▶ _PROBLEM DETAILS_:
Copy out each line below exactly as it appears.
** start DATA SECTION **
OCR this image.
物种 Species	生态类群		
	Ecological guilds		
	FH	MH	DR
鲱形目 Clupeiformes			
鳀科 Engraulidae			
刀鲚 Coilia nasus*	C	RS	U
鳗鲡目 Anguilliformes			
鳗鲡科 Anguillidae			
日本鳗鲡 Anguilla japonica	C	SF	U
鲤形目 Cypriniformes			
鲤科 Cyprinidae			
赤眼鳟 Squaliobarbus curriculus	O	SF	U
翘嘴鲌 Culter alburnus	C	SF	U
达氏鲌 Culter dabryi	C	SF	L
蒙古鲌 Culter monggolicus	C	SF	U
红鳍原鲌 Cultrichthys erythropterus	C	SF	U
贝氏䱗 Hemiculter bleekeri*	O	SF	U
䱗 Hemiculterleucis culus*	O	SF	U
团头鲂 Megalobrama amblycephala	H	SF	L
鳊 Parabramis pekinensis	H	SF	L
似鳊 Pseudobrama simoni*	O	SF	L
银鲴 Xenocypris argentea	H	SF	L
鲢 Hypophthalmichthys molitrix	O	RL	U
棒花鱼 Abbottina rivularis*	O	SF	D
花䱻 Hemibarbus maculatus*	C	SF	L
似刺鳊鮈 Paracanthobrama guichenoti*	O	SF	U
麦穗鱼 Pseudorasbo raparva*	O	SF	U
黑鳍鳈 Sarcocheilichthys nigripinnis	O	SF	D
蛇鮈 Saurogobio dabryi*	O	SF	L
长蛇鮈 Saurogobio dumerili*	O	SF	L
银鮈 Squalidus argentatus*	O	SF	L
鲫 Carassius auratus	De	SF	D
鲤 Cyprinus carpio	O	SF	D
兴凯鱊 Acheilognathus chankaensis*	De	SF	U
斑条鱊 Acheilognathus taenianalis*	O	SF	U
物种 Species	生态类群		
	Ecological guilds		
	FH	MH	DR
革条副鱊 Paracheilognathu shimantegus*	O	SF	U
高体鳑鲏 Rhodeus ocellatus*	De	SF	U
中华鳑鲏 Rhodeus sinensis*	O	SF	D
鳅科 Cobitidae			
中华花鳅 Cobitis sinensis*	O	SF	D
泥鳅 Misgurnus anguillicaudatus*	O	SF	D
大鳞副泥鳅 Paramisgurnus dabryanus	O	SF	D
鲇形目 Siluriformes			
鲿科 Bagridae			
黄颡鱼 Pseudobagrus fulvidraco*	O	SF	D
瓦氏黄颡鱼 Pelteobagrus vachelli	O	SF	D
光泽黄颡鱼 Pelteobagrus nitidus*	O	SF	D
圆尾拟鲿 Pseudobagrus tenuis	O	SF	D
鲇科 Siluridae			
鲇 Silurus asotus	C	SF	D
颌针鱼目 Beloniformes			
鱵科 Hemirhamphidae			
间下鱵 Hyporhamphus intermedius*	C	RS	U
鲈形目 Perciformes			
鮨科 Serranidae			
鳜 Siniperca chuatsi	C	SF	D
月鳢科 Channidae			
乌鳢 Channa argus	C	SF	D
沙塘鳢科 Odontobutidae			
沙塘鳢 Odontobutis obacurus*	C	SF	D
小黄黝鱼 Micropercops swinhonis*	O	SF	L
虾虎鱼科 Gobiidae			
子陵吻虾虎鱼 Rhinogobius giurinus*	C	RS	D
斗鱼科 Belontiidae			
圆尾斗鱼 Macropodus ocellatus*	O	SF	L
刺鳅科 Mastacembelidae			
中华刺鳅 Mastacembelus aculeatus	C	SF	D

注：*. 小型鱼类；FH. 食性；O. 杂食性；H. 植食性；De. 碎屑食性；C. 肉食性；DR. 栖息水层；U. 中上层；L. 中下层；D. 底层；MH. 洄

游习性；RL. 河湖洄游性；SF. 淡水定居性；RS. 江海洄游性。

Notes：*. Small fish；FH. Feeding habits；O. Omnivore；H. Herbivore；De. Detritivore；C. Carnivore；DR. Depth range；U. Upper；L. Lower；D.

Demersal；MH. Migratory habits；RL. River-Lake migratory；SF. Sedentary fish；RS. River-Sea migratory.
** end DATA SECTION **
▶ _SOLUTION_:
OCR this image.
物种 Species	生态类群		
	Ecological guilds		
	FH	MH	DR
鲱形目 Clupeiformes			
鳀科 Engraulidae			
刀鲚 Coilia nasus*	C	RS	U
鳗鲡目 Anguilliformes			
鳗鲡科 Anguillidae			
日本鳗鲡 Anguilla japonica	C	SF	U
鲤形目 Cypriniformes			
鲤科 Cyprinidae			
赤眼鳟 Squaliobarbus curriculus	O	SF	U
翘嘴鲌 Culter alburnus	C	SF	U
达氏鲌 Culter dabryi	C	SF	L
蒙古鲌 Culter monggolicus	C	SF	U
红鳍原鲌 Cultrichthys erythropterus	C	SF	U
贝氏䱗 Hemiculter bleekeri*	O	SF	U
䱗 Hemiculterleucis culus*	O	SF	U
团头鲂 Megalobrama amblycephala	H	SF	L
鳊 Parabramis pekinensis	H	SF	L
似鳊 Pseudobrama simoni*	O	SF	L
银鲴 Xenocypris argentea	H	SF	L
鲢 Hypophthalmichthys molitrix	O	RL	U
棒花鱼 Abbottina rivularis*	O	SF	D
花䱻 Hemibarbus maculatus*	C	SF	L
似刺鳊鮈 Paracanthobrama guichenoti*	O	SF	U
麦穗鱼 Pseudorasbo raparva*	O	SF	U
黑鳍鳈 Sarcocheilichthys nigripinnis	O	SF	D
蛇鮈 Saurogobio dabryi*	O	SF	L
长蛇鮈 Saurogobio dumerili*	O	SF	L
银鮈 Squalidus argentatus*	O	SF	L
鲫 Carassius auratus	De	SF	D
鲤 Cyprinus carpio	O	SF	D
兴凯鱊 Acheilognathus chankaensis*	De	SF	U
斑条鱊 Acheilognathus taenianalis*	O	SF	U
物种 Species	生态类群		
	Ecological guilds		
	FH	MH	DR
革条副鱊 Paracheilognathu shimantegus*	O	SF	U
高体鳑鲏 Rhodeus ocellatus*	De	SF	U
中华鳑鲏 Rhodeus sinensis*	O	SF	D
鳅科 Cobitidae			
中华花鳅 Cobitis sinensis*	O	SF	D
泥鳅 Misgurnus anguillicaudatus*	O	SF	D
大鳞副泥鳅 Paramisgurnus dabryanus	O	SF	D
鲇形目 Siluriformes			
鲿科 Bagridae			
黄颡鱼 Pseudobagrus fulvidraco*	O	SF	D
瓦氏黄颡鱼 Pelteobagrus vachelli	O	SF	D
光泽黄颡鱼 Pelteobagrus nitidus*	O	SF	D
圆尾拟鲿 Pseudobagrus tenuis	O	SF	D
鲇科 Siluridae			
鲇 Silurus asotus	C	SF	D
颌针鱼目 Beloniformes			
鱵科 Hemirhamphidae			
间下鱵 Hyporhamphus intermedius*	C	RS	U
鲈形目 Perciformes			
鮨科 Serranidae			
鳜 Siniperca chuatsi	C	SF	D
月鳢科 Channidae			
乌鳢 Channa argus	C	SF	D
沙塘鳢科 Odontobutidae			
沙塘鳢 Odontobutis obacurus*	C	SF	D
小黄黝鱼 Micropercops swinhonis*	O	SF	L
虾虎鱼科 Gobiidae			
子陵吻虾虎鱼 Rhinogobius giurinus*	C	RS	D
斗鱼科 Belontiidae			
圆尾斗鱼 Macropodus ocellatus*	O	SF	L
刺鳅科 Mastacembelidae			
中华刺鳅 Mastacembelus aculeatus	C	SF	D

注：*. 小型鱼类；FH. 食性；O. 杂食性；H. 植食性；De. 碎屑食性；C. 肉食性；DR. 栖息水层；U. 中上层；L. 中下层；D. 底层；MH. 洄

游习性；RL. 河湖洄游性；SF. 淡水定居性；RS. 江海洄游性。

Notes：*. Small fish；FH. Feeding habits；O. Omnivore；H. Herbivore；De. Detritivore；C. Carnivore；DR. Depth range；U. Upper；L. Lower；D.

Demersal；MH. Migratory habits；RL. River-Lake migratory；SF. Sedentary fish；RS. River-Sea migratory.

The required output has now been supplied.